STATED PROBLEM => Examine the records and identify each line that includes the string "Chronic". Copy those lines.

DATA SECTION =>
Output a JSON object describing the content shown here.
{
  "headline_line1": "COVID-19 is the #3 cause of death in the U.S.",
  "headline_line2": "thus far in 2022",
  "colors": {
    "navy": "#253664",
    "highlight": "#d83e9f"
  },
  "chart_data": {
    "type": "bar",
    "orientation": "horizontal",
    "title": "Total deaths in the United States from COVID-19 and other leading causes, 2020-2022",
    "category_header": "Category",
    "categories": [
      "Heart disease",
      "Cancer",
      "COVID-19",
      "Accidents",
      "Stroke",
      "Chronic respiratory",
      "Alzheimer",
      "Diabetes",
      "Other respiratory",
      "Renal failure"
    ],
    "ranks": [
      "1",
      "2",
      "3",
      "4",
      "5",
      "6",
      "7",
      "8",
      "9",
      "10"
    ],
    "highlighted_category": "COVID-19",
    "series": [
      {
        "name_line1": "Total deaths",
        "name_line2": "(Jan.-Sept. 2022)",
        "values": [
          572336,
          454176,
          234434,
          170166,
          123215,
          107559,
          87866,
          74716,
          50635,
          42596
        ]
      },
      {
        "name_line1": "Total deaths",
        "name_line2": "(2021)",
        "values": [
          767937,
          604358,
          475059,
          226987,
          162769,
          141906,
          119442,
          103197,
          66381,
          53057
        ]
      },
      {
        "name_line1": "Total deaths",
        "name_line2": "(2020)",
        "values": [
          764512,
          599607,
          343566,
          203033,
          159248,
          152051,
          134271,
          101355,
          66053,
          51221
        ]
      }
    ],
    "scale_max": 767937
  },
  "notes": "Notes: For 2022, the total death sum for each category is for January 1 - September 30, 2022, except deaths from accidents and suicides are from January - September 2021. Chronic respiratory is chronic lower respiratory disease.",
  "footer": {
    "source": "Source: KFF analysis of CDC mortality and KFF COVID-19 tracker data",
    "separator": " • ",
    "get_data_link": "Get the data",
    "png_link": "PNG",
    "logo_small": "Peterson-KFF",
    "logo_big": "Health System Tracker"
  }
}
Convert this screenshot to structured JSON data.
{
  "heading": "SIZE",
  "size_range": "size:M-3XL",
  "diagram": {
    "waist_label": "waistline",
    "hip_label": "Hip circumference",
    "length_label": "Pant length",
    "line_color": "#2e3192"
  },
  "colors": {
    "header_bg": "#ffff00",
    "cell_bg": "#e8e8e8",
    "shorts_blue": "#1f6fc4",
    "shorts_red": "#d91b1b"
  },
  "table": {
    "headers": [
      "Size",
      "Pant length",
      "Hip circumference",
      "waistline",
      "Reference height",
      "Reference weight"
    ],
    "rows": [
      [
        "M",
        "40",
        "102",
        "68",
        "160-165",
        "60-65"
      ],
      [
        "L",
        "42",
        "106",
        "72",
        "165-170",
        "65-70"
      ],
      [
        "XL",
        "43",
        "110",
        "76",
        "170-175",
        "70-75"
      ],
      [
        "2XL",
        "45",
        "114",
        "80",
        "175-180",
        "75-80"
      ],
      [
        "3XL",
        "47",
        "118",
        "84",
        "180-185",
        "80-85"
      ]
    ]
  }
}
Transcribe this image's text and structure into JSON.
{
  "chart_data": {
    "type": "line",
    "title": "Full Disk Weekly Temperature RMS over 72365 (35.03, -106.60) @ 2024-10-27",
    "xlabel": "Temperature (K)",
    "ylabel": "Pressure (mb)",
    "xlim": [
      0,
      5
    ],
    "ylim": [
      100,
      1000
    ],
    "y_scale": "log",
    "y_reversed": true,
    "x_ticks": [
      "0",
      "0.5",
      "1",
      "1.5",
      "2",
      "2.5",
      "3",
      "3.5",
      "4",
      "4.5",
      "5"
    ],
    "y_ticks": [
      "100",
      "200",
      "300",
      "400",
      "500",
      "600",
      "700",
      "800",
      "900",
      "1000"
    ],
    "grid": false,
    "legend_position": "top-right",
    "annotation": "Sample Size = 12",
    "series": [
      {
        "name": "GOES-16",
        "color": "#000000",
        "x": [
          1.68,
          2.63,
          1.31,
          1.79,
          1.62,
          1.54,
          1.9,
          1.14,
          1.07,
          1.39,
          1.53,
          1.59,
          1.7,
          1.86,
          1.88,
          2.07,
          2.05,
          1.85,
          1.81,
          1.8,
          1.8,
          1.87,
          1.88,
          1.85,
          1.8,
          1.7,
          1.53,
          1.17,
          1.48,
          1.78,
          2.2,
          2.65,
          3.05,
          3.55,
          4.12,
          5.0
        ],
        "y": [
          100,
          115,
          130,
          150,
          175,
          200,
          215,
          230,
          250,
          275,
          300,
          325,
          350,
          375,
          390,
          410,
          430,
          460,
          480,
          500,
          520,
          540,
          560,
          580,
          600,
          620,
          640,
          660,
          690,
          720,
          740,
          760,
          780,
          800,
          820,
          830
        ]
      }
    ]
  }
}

EXERCISE RESULT =>
      "Chronic respiratory",
  "notes": "Notes: For 2022, the total death sum for each category is for January 1 - September 30, 2022, except deaths from accidents and suicides are from January - September 2021. Chronic respiratory is chronic lower respiratory disease.",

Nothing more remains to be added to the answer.